_TASK DETAILS_. Retype the lines of the listing below without any changes, starting at the line that contains "text-line: arts, and" and ending at the line that contains "text-line: covery that", with both of those lines included.

··· GIVEN DATA

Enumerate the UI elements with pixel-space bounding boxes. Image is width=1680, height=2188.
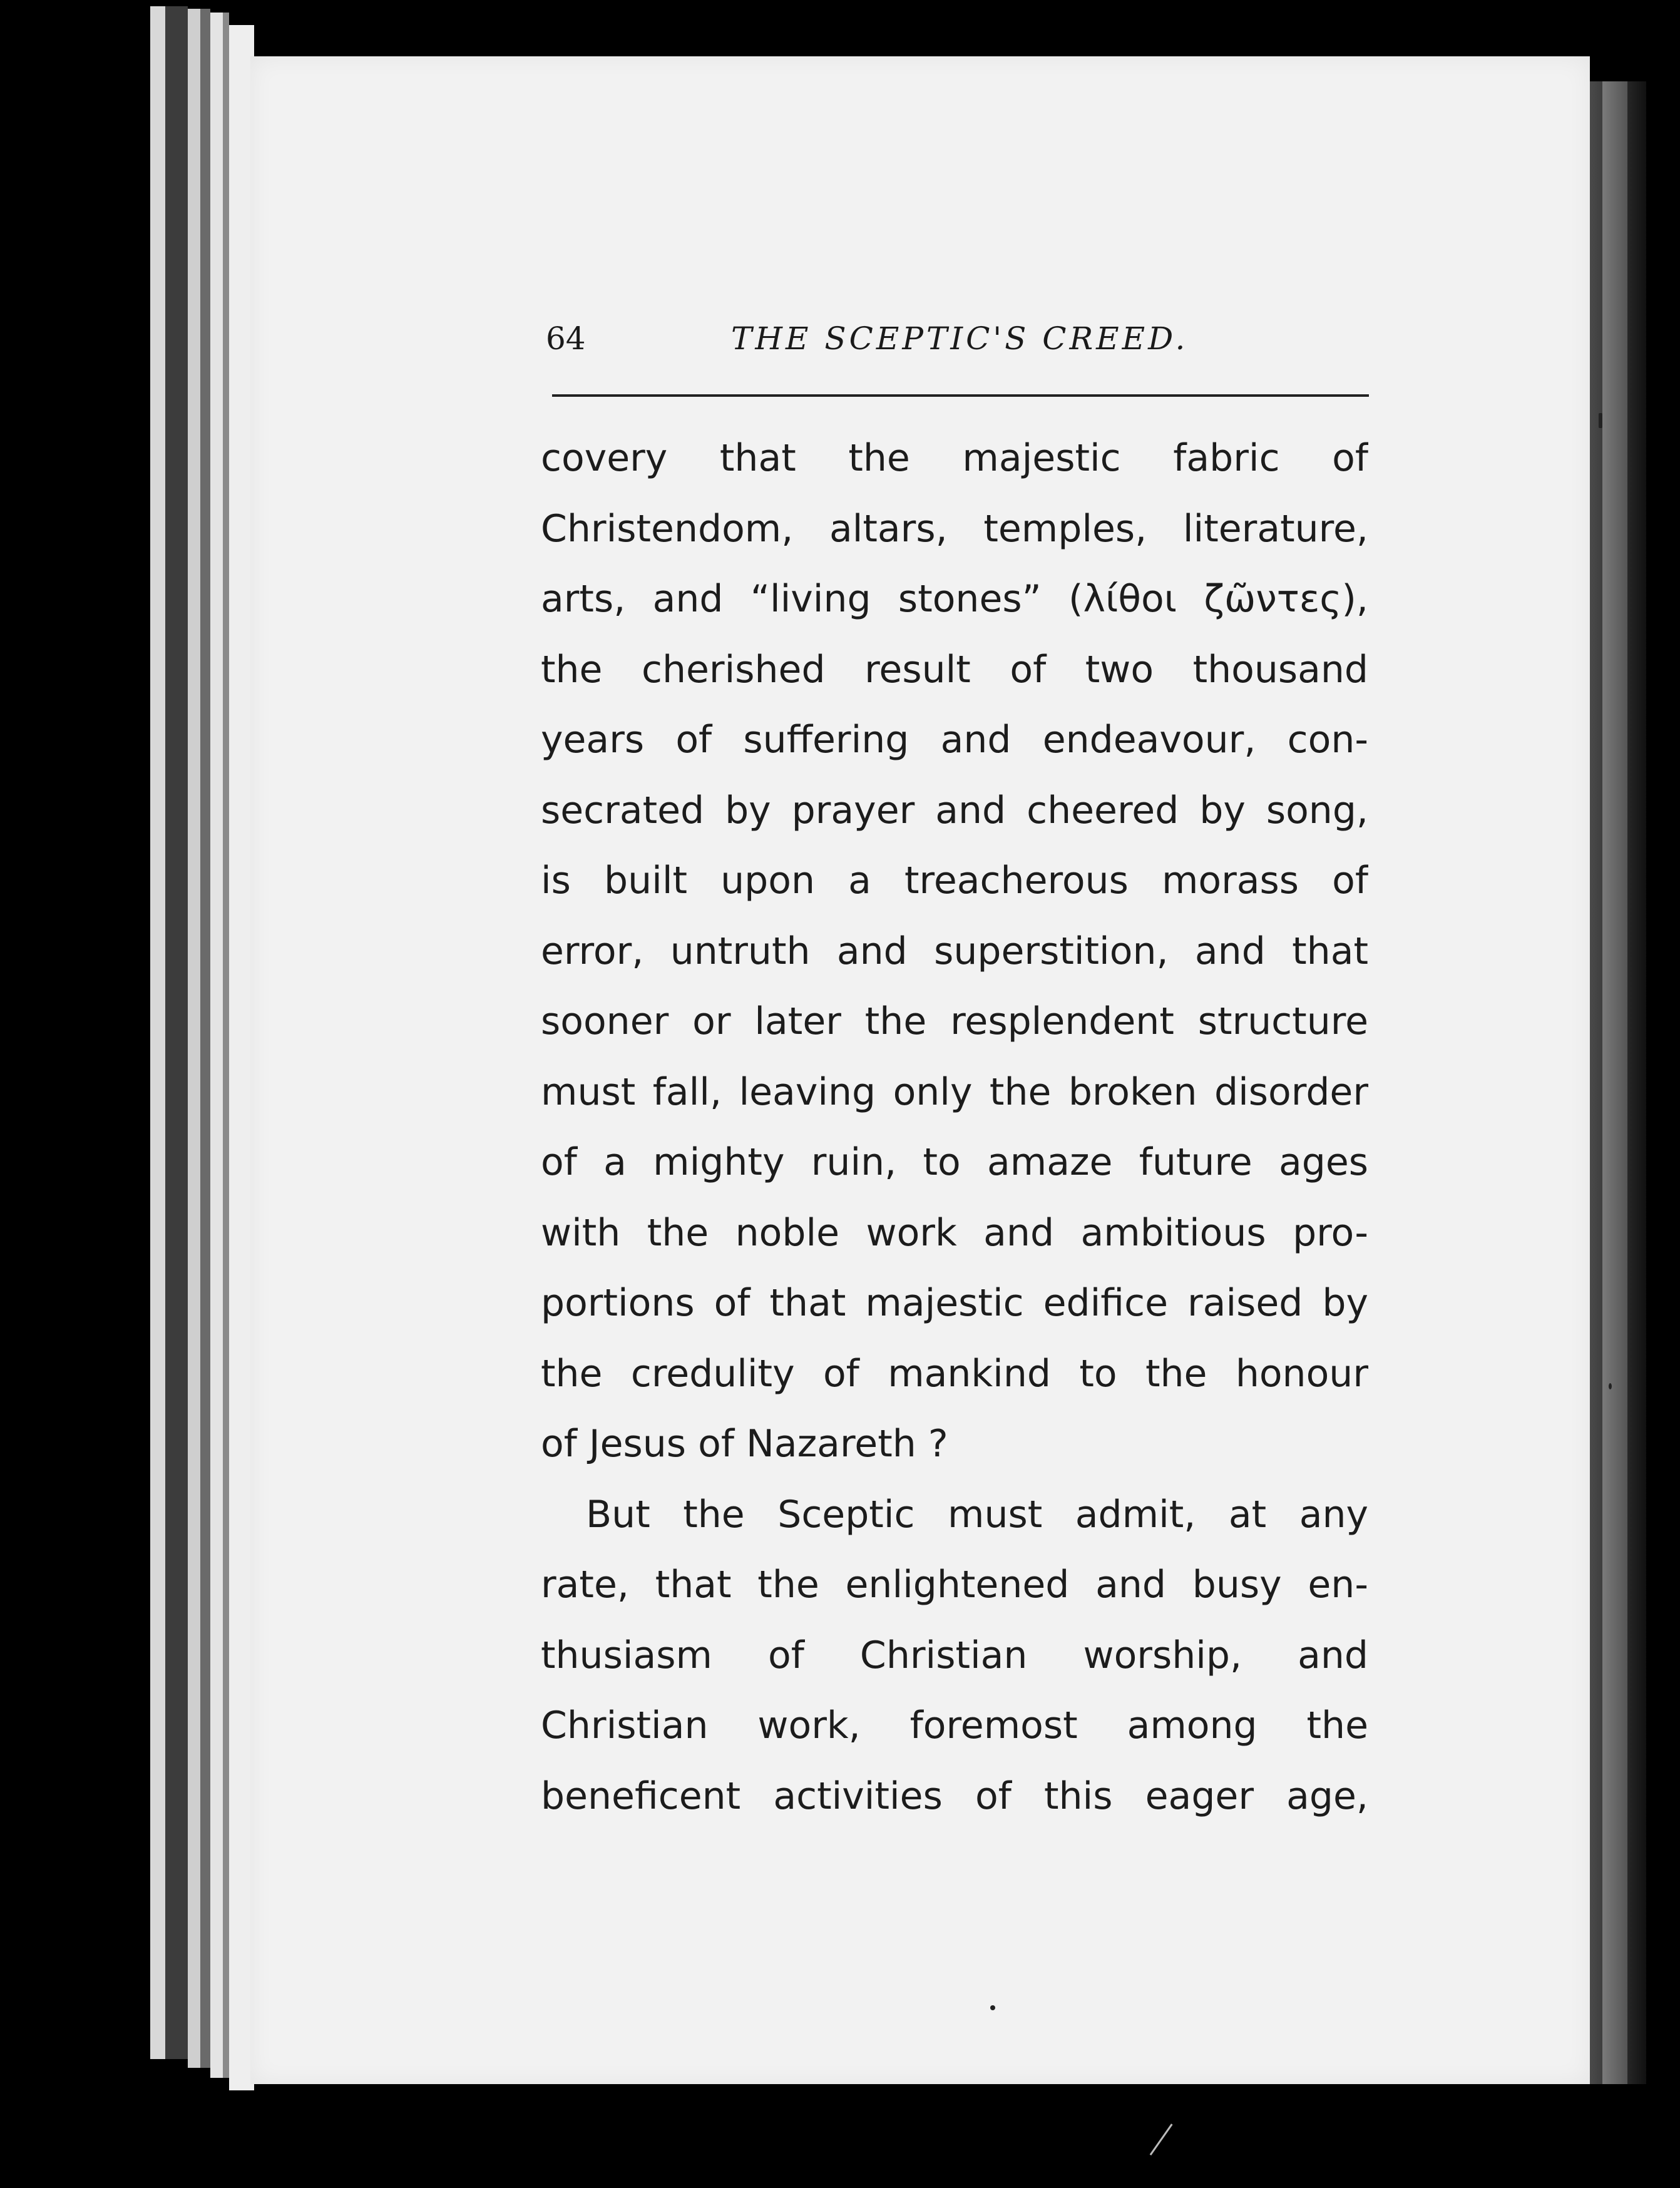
text-line: arts, and “living stones” (λίθοι ζῶντες), xyxy=(541,577,1368,621)
text-line: of a mighty ruin, to amaze future ages xyxy=(541,1140,1368,1184)
scan-speck xyxy=(1609,1383,1612,1389)
scan-speck xyxy=(990,2005,995,2010)
text-line: error, untruth and superstition, and that xyxy=(541,929,1368,973)
text-line: thusiasm of Christian worship, and xyxy=(541,1633,1368,1677)
right-page-edge xyxy=(1602,81,1627,2084)
scan-artifact xyxy=(1150,2124,1194,2170)
running-head: THE SCEPTIC'S CREED. xyxy=(731,320,1189,357)
page-edge xyxy=(210,13,223,2078)
paragraph-start-line: But the Sceptic must admit, at any xyxy=(586,1492,1368,1536)
scan-speck xyxy=(1599,413,1602,428)
text-line: covery that the majestic fabric of xyxy=(541,436,1368,480)
text-line: with the noble work and ambitious pro- xyxy=(541,1210,1368,1255)
paragraph-end-line: of Jesus of Nazareth ? xyxy=(541,1422,948,1466)
text-line: secrated by prayer and cheered by song, xyxy=(541,788,1368,832)
text-line: must fall, leaving only the broken disorder xyxy=(541,1070,1368,1114)
text-line: the credulity of mankind to the honour xyxy=(541,1351,1368,1396)
text-line: years of suffering and endeavour, con- xyxy=(541,718,1368,762)
text-line: the cherished result of two thousand xyxy=(541,647,1368,692)
page-edge xyxy=(188,9,200,2068)
page-number: 64 xyxy=(546,320,586,357)
text-line: is built upon a treacherous morass of xyxy=(541,859,1368,902)
page-edge-shadow xyxy=(223,13,229,2078)
page-edge xyxy=(150,6,165,2059)
header-rule xyxy=(552,394,1369,397)
text-line: rate, that the enlightened and busy en- xyxy=(541,1563,1368,1607)
text-line: Christendom, altars, temples, literature, xyxy=(541,506,1368,551)
text-line: sooner or later the resplendent structure xyxy=(541,999,1368,1043)
text-line: beneficent activities of this eager age, xyxy=(541,1774,1368,1818)
text-line: portions of that majestic edifice raised by xyxy=(541,1281,1368,1325)
body-text xyxy=(541,429,1368,1838)
text-line: Christian work, foremost among the xyxy=(541,1704,1368,1747)
page-header xyxy=(546,320,1372,371)
page-edge-shadow xyxy=(165,6,188,2059)
page-edge-shadow xyxy=(200,9,210,2068)
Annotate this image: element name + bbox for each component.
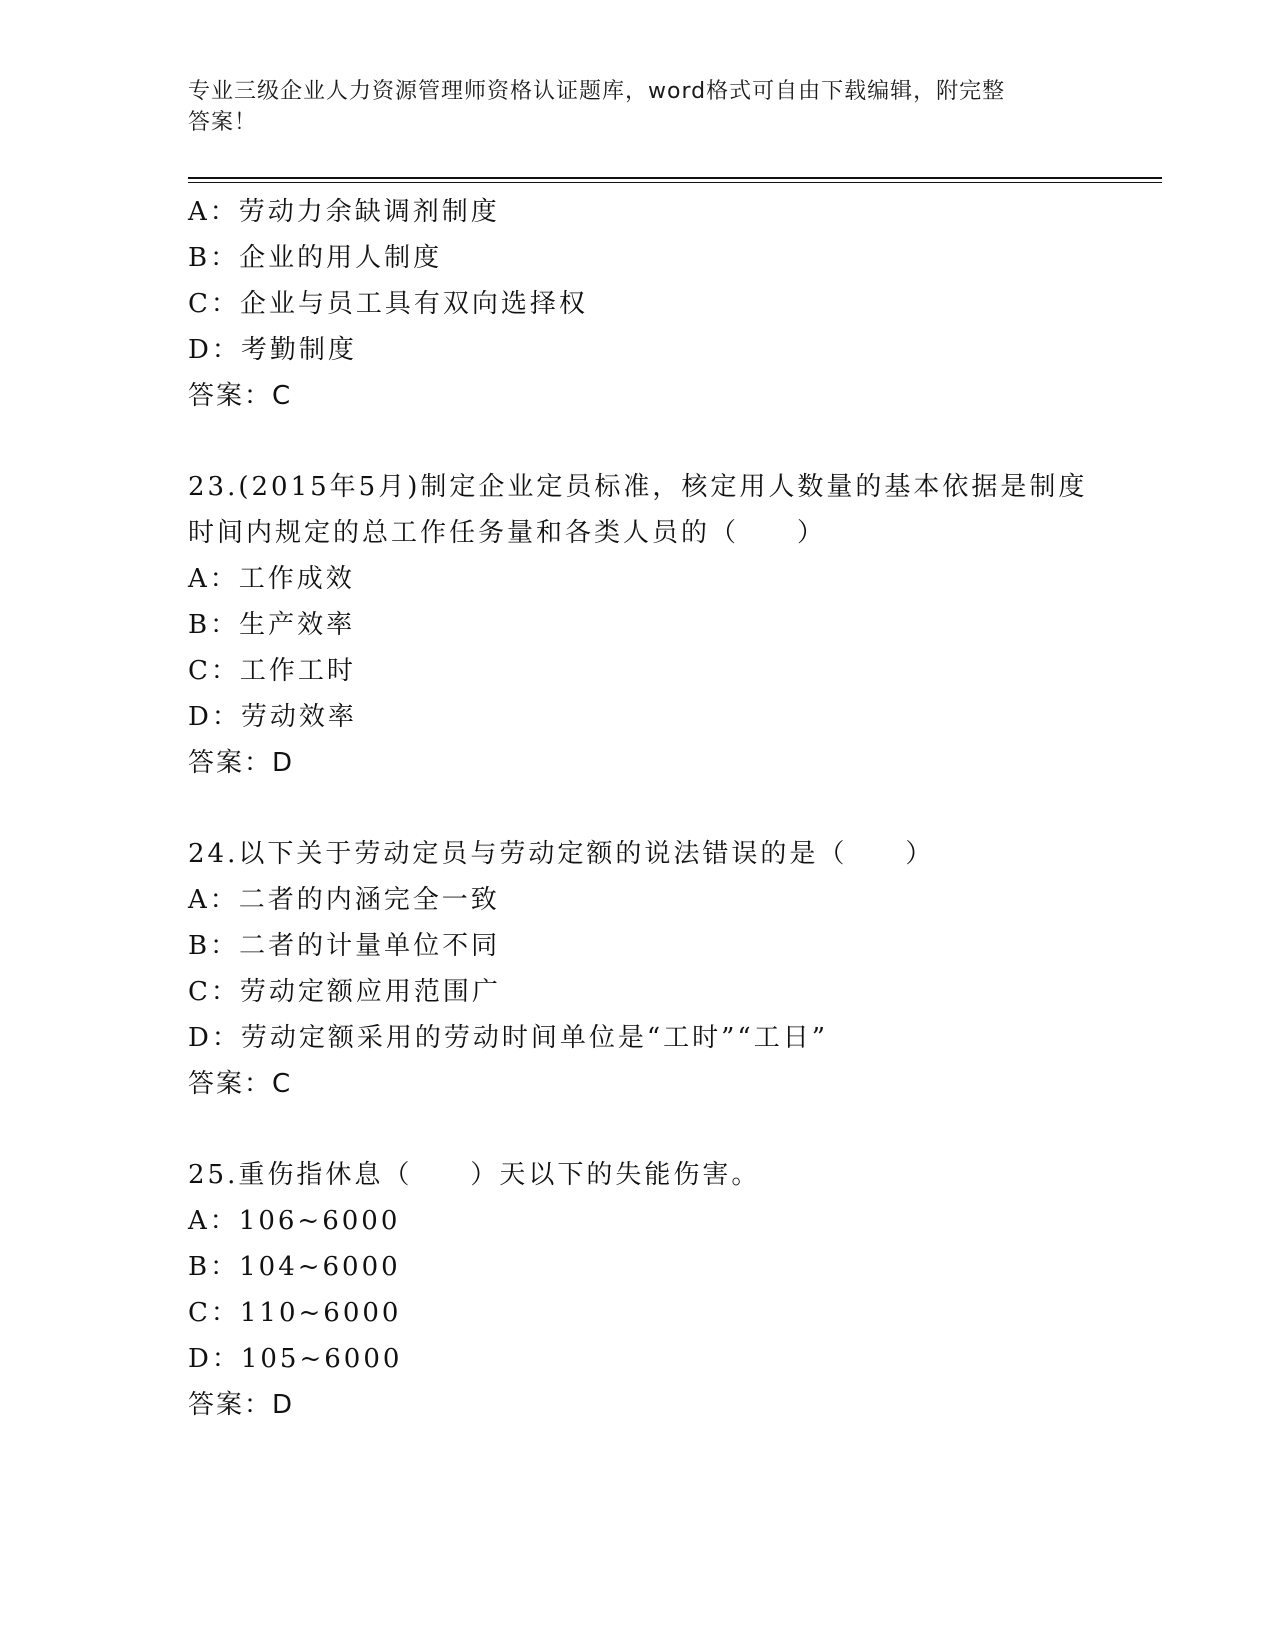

······

_OUTPUT OF THE EXERCISE_.
text-line: arts, and “living stones” (λίθοι ζῶντες), xyxy=(541,577,1368,621)
text-line: of a mighty ruin, to amaze future ages xyxy=(541,1140,1368,1184)
scan-speck xyxy=(1609,1383,1612,1389)
scan-speck xyxy=(990,2005,995,2010)
text-line: error, untruth and superstition, and that xyxy=(541,929,1368,973)
text-line: thusiasm of Christian worship, and xyxy=(541,1633,1368,1677)
right-page-edge xyxy=(1602,81,1627,2084)
scan-artifact xyxy=(1150,2124,1194,2170)
running-head: THE SCEPTIC'S CREED. xyxy=(731,320,1189,357)
page-edge xyxy=(210,13,223,2078)
paragraph-start-line: But the Sceptic must admit, at any xyxy=(586,1492,1368,1536)
scan-speck xyxy=(1599,413,1602,428)
text-line: covery that the majestic fabric of xyxy=(541,436,1368,480)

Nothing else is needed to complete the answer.